### WORK TO COMPLETE:
Work out how many lines of the data hold the string "성현동아가", and reply with that number alone.

-- BEGIN RECORDS --

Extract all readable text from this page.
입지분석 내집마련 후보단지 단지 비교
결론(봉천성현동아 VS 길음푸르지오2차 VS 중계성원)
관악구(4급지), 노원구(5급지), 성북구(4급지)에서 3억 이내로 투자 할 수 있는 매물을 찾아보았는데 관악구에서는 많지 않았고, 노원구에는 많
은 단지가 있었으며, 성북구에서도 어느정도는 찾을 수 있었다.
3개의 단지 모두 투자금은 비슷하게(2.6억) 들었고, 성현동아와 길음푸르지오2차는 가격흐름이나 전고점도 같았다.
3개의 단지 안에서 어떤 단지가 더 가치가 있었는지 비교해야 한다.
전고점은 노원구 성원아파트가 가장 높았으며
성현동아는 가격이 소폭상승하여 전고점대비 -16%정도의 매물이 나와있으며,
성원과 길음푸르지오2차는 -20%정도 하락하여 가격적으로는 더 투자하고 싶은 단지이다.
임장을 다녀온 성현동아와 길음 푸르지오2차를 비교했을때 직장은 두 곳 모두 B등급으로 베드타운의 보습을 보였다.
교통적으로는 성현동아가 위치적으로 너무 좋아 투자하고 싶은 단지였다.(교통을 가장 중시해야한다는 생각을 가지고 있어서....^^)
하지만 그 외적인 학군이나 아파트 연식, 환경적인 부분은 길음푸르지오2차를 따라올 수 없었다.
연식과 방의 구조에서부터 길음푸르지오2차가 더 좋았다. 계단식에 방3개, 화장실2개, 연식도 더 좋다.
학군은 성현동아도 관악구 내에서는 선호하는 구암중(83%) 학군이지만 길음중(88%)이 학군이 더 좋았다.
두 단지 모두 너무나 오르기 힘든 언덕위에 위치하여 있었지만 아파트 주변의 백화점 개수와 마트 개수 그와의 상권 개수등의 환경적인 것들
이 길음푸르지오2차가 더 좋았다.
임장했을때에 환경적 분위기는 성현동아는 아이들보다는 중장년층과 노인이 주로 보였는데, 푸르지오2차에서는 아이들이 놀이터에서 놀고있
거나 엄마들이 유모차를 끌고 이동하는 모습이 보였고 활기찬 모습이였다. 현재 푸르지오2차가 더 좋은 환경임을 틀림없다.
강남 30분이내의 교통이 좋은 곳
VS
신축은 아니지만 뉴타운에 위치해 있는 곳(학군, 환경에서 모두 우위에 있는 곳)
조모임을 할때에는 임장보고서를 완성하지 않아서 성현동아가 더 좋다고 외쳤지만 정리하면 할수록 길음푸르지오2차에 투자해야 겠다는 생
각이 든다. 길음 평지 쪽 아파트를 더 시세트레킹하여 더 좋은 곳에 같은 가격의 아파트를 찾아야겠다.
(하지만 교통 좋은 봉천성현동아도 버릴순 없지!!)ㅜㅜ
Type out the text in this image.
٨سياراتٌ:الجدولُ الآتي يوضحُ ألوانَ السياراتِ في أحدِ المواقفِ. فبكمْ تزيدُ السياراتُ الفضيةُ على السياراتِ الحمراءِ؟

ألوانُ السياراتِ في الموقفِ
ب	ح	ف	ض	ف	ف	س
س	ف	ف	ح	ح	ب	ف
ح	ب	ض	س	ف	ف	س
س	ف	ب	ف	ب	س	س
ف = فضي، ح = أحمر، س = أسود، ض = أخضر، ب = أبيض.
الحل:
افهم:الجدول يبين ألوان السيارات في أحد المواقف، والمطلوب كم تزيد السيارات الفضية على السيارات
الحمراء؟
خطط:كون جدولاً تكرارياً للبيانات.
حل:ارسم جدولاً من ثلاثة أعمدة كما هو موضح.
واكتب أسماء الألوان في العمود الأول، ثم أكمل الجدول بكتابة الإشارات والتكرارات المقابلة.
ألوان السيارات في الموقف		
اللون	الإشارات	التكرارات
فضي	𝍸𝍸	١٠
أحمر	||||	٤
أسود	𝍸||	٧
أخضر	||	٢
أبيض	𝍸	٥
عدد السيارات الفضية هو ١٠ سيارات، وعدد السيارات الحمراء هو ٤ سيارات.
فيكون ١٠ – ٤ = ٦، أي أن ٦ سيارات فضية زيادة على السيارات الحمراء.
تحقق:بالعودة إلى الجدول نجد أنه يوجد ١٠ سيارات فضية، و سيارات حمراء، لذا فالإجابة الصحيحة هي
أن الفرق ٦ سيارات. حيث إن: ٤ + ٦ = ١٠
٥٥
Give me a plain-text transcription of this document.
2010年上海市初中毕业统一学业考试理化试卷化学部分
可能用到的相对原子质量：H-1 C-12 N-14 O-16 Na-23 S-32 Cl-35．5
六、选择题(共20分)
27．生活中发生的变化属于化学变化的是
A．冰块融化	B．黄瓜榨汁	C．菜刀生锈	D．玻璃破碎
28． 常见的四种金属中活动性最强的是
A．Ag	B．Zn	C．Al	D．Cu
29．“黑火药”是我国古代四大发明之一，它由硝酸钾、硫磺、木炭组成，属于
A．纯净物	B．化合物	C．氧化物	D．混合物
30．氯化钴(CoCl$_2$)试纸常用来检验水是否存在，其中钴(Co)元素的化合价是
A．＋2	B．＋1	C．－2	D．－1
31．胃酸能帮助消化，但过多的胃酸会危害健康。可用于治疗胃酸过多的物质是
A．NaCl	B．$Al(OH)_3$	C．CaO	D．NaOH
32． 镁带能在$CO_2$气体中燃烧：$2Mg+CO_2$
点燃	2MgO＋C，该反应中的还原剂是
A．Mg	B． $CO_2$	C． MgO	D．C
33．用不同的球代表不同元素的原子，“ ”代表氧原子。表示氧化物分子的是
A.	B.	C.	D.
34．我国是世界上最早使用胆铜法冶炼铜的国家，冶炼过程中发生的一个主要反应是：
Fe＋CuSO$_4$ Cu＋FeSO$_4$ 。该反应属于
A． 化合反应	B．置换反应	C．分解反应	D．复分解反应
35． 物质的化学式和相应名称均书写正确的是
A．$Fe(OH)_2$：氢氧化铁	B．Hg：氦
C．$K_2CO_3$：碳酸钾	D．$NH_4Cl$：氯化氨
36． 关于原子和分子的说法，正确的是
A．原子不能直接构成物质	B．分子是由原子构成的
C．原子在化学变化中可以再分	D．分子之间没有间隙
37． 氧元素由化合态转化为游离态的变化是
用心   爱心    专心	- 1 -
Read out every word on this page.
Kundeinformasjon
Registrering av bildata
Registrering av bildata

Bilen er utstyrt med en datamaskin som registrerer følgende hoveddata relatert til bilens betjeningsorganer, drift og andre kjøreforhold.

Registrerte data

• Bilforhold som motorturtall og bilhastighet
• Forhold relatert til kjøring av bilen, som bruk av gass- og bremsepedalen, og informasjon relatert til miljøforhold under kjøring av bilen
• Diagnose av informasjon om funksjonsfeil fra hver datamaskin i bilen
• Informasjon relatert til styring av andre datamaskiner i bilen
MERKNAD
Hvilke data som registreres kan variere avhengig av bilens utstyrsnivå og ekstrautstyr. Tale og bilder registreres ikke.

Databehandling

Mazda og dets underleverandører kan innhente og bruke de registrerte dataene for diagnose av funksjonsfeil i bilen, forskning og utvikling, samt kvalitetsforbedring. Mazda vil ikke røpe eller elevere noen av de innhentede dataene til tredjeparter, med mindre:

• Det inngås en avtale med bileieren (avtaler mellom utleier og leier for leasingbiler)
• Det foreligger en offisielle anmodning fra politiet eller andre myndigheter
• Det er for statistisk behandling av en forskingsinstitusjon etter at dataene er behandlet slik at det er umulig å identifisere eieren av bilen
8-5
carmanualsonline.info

-- END RECORDS --

### RESPONSE TO THE EXERCISE:
2